#### DESCRIPTION OF THE TASK:
Each record below is to be reproduced without any change.

#### RECORDS FOR THIS EXERCISE:

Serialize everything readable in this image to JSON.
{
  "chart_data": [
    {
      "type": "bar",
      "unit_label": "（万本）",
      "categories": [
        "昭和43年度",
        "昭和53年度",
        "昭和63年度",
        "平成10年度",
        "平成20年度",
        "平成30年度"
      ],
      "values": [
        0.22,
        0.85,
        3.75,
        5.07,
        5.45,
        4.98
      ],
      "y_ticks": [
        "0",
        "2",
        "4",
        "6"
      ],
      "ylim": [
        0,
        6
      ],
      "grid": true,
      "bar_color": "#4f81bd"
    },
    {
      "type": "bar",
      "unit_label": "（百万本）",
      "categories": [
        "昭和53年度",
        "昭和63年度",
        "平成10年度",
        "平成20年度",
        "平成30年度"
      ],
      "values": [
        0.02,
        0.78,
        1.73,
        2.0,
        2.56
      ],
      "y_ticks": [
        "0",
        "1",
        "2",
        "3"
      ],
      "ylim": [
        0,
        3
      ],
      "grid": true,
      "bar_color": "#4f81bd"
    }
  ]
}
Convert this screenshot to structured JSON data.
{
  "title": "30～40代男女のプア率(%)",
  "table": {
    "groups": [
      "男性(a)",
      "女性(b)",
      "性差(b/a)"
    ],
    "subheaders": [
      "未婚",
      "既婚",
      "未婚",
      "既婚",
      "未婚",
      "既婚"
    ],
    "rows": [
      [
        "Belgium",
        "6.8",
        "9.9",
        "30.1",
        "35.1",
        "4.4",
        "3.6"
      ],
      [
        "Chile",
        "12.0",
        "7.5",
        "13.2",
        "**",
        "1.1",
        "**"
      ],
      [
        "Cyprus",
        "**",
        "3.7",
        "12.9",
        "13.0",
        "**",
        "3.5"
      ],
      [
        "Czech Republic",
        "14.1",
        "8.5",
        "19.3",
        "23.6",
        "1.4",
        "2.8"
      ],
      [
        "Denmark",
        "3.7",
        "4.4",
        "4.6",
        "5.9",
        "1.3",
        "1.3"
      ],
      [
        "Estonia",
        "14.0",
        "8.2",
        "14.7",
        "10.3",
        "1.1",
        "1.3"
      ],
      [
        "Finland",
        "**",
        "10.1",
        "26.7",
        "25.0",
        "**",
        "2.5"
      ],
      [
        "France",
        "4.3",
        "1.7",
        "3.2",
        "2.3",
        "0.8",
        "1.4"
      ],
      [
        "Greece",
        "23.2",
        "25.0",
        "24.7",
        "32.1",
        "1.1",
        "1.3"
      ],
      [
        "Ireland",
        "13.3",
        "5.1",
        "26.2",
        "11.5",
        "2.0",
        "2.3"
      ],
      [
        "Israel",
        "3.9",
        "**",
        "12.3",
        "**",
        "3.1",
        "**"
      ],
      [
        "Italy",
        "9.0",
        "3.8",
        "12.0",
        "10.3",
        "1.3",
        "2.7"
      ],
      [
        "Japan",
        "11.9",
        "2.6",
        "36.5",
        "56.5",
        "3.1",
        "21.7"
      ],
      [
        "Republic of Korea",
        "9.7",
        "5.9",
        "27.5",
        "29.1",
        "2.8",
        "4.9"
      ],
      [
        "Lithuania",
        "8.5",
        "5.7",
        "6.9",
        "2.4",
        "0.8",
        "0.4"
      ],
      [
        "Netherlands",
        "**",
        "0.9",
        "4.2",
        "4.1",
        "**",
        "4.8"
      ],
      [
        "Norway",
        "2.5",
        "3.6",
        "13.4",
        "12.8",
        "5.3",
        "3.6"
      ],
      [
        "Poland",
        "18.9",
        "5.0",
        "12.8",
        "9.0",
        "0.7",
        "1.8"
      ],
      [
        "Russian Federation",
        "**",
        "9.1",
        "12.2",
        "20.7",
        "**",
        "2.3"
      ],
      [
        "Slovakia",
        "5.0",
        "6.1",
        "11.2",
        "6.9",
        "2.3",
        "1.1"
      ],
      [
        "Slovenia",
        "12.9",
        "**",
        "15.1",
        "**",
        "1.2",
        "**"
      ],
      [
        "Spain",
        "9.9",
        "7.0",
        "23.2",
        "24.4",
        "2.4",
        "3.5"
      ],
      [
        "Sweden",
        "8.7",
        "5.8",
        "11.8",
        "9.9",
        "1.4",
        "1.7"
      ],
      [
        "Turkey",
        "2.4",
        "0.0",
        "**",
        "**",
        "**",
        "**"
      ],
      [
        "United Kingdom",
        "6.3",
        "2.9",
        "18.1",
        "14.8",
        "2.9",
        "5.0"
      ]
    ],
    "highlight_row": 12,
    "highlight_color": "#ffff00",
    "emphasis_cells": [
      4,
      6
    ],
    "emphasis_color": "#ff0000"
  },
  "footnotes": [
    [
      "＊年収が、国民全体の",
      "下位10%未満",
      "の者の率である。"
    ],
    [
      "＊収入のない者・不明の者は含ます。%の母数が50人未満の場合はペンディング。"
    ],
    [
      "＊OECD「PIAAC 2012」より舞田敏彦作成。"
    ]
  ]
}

#### RESPONSE FOR THIS EXERCISE:
Serialize everything readable in this image to JSON.
{
  "chart_data": [
    {
      "type": "bar",
      "unit_label": "（万本）",
      "categories": [
        "昭和43年度",
        "昭和53年度",
        "昭和63年度",
        "平成10年度",
        "平成20年度",
        "平成30年度"
      ],
      "values": [
        0.22,
        0.85,
        3.75,
        5.07,
        5.45,
        4.98
      ],
      "y_ticks": [
        "0",
        "2",
        "4",
        "6"
      ],
      "ylim": [
        0,
        6
      ],
      "grid": true,
      "bar_color": "#4f81bd"
    },
    {
      "type": "bar",
      "unit_label": "（百万本）",
      "categories": [
        "昭和53年度",
        "昭和63年度",
        "平成10年度",
        "平成20年度",
        "平成30年度"
      ],
      "values": [
        0.02,
        0.78,
        1.73,
        2.0,
        2.56
      ],
      "y_ticks": [
        "0",
        "1",
        "2",
        "3"
      ],
      "ylim": [
        0,
        3
      ],
      "grid": true,
      "bar_color": "#4f81bd"
    }
  ]
}
Convert this screenshot to structured JSON data.
{
  "title": "30～40代男女のプア率(%)",
  "table": {
    "groups": [
      "男性(a)",
      "女性(b)",
      "性差(b/a)"
    ],
    "subheaders": [
      "未婚",
      "既婚",
      "未婚",
      "既婚",
      "未婚",
      "既婚"
    ],
    "rows": [
      [
        "Belgium",
        "6.8",
        "9.9",
        "30.1",
        "35.1",
        "4.4",
        "3.6"
      ],
      [
        "Chile",
        "12.0",
        "7.5",
        "13.2",
        "**",
        "1.1",
        "**"
      ],
      [
        "Cyprus",
        "**",
        "3.7",
        "12.9",
        "13.0",
        "**",
        "3.5"
      ],
      [
        "Czech Republic",
        "14.1",
        "8.5",
        "19.3",
        "23.6",
        "1.4",
        "2.8"
      ],
      [
        "Denmark",
        "3.7",
        "4.4",
        "4.6",
        "5.9",
        "1.3",
        "1.3"
      ],
      [
        "Estonia",
        "14.0",
        "8.2",
        "14.7",
        "10.3",
        "1.1",
        "1.3"
      ],
      [
        "Finland",
        "**",
        "10.1",
        "26.7",
        "25.0",
        "**",
        "2.5"
      ],
      [
        "France",
        "4.3",
        "1.7",
        "3.2",
        "2.3",
        "0.8",
        "1.4"
      ],
      [
        "Greece",
        "23.2",
        "25.0",
        "24.7",
        "32.1",
        "1.1",
        "1.3"
      ],
      [
        "Ireland",
        "13.3",
        "5.1",
        "26.2",
        "11.5",
        "2.0",
        "2.3"
      ],
      [
        "Israel",
        "3.9",
        "**",
        "12.3",
        "**",
        "3.1",
        "**"
      ],
      [
        "Italy",
        "9.0",
        "3.8",
        "12.0",
        "10.3",
        "1.3",
        "2.7"
      ],
      [
        "Japan",
        "11.9",
        "2.6",
        "36.5",
        "56.5",
        "3.1",
        "21.7"
      ],
      [
        "Republic of Korea",
        "9.7",
        "5.9",
        "27.5",
        "29.1",
        "2.8",
        "4.9"
      ],
      [
        "Lithuania",
        "8.5",
        "5.7",
        "6.9",
        "2.4",
        "0.8",
        "0.4"
      ],
      [
        "Netherlands",
        "**",
        "0.9",
        "4.2",
        "4.1",
        "**",
        "4.8"
      ],
      [
        "Norway",
        "2.5",
        "3.6",
        "13.4",
        "12.8",
        "5.3",
        "3.6"
      ],
      [
        "Poland",
        "18.9",
        "5.0",
        "12.8",
        "9.0",
        "0.7",
        "1.8"
      ],
      [
        "Russian Federation",
        "**",
        "9.1",
        "12.2",
        "20.7",
        "**",
        "2.3"
      ],
      [
        "Slovakia",
        "5.0",
        "6.1",
        "11.2",
        "6.9",
        "2.3",
        "1.1"
      ],
      [
        "Slovenia",
        "12.9",
        "**",
        "15.1",
        "**",
        "1.2",
        "**"
      ],
      [
        "Spain",
        "9.9",
        "7.0",
        "23.2",
        "24.4",
        "2.4",
        "3.5"
      ],
      [
        "Sweden",
        "8.7",
        "5.8",
        "11.8",
        "9.9",
        "1.4",
        "1.7"
      ],
      [
        "Turkey",
        "2.4",
        "0.0",
        "**",
        "**",
        "**",
        "**"
      ],
      [
        "United Kingdom",
        "6.3",
        "2.9",
        "18.1",
        "14.8",
        "2.9",
        "5.0"
      ]
    ],
    "highlight_row": 12,
    "highlight_color": "#ffff00",
    "emphasis_cells": [
      4,
      6
    ],
    "emphasis_color": "#ff0000"
  },
  "footnotes": [
    [
      "＊年収が、国民全体の",
      "下位10%未満",
      "の者の率である。"
    ],
    [
      "＊収入のない者・不明の者は含ます。%の母数が50人未満の場合はペンディング。"
    ],
    [
      "＊OECD「PIAAC 2012」より舞田敏彦作成。"
    ]
  ]
}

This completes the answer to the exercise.